### Written exercise
From the material below, list every line containing "решил".

* * * *

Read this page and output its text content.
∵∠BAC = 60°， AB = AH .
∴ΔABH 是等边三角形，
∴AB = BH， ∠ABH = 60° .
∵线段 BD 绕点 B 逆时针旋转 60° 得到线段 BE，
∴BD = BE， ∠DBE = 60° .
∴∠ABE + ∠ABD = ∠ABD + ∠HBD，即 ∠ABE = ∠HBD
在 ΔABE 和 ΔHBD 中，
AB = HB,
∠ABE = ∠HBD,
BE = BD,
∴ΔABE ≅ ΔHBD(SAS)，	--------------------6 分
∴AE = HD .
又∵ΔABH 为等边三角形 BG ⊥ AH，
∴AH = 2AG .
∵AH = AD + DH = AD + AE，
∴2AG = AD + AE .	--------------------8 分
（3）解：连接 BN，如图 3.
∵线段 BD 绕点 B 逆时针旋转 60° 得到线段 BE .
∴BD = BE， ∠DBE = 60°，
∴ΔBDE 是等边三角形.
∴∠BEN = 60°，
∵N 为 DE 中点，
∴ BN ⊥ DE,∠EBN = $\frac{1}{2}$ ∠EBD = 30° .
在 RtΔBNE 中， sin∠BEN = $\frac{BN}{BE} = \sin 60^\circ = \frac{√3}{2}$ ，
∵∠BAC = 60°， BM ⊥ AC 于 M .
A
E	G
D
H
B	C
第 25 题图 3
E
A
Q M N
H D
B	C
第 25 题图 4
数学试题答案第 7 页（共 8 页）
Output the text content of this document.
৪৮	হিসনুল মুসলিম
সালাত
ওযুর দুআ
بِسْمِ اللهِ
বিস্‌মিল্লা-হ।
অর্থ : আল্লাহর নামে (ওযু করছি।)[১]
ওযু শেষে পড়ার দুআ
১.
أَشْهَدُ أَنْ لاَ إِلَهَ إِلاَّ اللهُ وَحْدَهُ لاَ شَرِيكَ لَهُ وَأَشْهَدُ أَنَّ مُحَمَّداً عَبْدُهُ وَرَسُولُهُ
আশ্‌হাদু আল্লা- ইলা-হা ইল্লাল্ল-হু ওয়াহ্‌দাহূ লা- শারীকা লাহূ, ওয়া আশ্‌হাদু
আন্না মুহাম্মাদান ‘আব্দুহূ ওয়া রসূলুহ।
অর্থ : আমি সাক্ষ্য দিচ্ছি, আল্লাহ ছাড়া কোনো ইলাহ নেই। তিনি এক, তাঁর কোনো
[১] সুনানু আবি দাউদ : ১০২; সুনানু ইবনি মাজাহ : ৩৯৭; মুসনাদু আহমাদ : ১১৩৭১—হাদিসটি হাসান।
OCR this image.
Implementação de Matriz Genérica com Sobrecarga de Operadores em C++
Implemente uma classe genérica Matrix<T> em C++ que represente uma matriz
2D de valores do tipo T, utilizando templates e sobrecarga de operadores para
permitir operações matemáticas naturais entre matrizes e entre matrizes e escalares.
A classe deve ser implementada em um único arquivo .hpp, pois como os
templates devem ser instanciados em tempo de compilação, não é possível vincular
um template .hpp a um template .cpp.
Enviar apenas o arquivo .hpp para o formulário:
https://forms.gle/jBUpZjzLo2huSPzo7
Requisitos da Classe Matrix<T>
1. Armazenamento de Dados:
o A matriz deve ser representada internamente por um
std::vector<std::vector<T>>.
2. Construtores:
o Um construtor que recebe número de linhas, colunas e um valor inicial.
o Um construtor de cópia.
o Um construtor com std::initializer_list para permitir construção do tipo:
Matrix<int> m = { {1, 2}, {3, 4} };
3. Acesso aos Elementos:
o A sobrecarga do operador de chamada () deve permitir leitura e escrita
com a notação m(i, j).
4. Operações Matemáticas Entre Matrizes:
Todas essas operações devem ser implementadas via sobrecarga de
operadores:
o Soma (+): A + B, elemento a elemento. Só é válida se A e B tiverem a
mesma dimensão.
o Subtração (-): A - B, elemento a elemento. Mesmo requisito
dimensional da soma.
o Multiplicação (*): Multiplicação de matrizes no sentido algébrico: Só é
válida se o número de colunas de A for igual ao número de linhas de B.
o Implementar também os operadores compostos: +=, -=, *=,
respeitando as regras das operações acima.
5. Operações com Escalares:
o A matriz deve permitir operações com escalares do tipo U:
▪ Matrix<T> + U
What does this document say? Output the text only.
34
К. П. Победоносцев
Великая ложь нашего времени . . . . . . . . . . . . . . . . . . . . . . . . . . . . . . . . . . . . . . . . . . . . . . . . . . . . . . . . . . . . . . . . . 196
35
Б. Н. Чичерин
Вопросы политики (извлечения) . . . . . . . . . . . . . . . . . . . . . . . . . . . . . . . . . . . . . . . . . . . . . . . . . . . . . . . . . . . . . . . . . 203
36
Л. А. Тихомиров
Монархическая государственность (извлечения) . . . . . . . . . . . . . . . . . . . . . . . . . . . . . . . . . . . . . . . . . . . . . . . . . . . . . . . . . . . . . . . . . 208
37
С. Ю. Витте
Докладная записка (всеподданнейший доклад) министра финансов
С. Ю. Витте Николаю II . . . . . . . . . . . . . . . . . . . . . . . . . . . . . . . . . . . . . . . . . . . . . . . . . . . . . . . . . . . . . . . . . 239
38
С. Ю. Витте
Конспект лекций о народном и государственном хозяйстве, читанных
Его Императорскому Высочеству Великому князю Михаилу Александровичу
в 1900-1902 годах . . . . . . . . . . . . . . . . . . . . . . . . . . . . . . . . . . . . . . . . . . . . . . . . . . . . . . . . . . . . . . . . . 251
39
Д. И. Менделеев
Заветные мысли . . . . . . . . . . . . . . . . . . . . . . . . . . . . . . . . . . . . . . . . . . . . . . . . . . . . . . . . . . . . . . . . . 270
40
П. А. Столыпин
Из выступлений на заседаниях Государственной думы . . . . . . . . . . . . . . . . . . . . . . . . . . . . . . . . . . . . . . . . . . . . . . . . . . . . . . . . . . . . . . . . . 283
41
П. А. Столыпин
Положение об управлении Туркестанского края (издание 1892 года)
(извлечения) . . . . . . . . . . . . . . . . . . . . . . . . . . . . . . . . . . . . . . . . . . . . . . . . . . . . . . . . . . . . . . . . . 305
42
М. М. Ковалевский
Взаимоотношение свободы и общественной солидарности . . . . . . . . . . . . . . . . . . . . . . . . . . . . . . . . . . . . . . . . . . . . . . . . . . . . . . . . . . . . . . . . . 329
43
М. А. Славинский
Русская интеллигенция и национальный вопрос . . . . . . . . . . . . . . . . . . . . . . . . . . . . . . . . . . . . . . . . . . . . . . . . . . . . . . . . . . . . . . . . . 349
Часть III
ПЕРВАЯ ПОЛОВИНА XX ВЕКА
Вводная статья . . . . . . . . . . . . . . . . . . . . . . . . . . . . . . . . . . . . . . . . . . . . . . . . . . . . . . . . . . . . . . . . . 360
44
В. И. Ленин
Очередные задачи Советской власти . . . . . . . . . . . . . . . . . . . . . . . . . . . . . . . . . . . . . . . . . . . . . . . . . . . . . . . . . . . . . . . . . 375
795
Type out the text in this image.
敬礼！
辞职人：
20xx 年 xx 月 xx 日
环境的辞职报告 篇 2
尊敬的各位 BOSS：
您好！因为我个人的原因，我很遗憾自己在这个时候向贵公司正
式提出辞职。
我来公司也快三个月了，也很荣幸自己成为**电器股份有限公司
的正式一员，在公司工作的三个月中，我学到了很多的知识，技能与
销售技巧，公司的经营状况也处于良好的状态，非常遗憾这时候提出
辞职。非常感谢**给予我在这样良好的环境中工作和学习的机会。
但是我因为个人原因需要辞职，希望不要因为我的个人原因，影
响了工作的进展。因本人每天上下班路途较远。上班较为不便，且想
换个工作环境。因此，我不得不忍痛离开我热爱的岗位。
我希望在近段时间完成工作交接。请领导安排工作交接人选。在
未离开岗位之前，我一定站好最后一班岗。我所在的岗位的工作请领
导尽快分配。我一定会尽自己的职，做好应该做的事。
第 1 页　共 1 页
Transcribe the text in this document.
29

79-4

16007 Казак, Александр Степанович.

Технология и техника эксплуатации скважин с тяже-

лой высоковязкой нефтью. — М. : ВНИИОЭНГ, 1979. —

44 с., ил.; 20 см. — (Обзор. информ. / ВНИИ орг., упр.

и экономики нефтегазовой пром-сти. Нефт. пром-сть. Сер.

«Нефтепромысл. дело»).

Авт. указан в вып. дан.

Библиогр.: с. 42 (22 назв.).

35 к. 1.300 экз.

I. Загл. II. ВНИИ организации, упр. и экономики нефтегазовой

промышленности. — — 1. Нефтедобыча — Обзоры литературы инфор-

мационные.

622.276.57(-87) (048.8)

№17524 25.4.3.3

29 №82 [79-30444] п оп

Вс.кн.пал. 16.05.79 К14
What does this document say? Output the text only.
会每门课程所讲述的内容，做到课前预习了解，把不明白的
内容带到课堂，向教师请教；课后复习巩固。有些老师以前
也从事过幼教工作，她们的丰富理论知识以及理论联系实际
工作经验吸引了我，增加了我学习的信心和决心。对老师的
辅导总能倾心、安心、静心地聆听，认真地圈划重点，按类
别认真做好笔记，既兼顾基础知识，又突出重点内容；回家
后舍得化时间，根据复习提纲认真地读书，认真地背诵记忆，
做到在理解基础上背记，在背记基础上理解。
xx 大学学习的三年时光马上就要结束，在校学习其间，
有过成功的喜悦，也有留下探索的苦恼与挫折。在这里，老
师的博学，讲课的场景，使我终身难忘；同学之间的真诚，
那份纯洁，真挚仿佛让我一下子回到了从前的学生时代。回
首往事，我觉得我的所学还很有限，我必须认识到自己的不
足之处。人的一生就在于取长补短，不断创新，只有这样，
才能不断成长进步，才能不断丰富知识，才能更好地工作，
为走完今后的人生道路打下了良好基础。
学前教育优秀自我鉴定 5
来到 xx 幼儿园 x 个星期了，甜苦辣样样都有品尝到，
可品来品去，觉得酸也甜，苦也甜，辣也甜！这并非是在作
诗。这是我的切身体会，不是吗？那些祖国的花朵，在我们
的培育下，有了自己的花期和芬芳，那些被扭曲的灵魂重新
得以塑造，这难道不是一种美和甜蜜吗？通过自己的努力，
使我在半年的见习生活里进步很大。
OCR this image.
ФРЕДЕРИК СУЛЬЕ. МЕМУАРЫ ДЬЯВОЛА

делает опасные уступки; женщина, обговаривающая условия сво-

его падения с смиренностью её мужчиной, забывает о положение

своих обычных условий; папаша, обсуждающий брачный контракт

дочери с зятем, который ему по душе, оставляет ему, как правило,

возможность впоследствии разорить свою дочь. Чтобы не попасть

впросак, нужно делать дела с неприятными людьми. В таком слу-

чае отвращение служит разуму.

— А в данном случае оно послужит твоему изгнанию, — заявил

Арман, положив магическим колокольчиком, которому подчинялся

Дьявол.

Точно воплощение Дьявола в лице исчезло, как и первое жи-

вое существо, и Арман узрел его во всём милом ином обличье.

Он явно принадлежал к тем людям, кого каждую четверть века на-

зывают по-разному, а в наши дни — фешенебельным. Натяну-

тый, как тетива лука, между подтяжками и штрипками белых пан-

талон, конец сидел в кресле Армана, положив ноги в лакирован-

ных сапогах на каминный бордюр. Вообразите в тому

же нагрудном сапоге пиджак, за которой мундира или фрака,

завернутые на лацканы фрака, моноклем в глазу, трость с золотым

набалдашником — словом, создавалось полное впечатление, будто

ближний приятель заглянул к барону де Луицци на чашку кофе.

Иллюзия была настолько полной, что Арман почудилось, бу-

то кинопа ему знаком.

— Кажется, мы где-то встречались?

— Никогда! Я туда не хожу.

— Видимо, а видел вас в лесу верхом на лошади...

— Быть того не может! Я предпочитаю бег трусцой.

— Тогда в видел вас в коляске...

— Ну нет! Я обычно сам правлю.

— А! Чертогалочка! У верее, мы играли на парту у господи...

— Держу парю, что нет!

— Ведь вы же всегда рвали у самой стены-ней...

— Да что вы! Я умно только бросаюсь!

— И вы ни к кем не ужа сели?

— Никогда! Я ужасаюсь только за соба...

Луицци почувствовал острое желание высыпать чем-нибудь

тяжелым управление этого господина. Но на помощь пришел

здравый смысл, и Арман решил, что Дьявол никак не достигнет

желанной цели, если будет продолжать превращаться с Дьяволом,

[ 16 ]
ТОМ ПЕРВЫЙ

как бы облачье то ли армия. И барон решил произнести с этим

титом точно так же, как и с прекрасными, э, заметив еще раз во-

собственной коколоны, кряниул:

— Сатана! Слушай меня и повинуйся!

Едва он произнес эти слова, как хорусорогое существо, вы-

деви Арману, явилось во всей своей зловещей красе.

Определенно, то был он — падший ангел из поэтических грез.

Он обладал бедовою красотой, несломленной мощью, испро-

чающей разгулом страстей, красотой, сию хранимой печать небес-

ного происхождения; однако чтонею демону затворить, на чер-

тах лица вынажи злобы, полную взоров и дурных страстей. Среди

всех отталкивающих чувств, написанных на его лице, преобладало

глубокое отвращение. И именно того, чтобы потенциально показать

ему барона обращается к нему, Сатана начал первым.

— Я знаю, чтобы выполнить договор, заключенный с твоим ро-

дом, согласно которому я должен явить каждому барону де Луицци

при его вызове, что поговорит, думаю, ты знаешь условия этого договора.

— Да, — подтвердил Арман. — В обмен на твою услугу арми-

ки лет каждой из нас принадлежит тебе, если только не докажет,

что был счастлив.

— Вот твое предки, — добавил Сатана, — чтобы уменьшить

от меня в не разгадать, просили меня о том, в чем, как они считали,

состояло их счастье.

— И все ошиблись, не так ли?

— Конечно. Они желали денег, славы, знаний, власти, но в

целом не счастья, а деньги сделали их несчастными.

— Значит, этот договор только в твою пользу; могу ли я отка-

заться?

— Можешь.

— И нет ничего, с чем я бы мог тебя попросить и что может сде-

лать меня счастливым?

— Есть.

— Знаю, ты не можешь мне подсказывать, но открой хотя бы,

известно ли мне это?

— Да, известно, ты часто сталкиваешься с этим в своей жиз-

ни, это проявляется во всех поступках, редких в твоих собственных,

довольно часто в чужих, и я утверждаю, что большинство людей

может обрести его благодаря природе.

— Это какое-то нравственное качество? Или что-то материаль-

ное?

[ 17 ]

* * * *

### Final result
здравый смысл, и Арман решил, что Дьявол никак не достигнет
как бы облачье то ли армия. И барон решил произнести с этим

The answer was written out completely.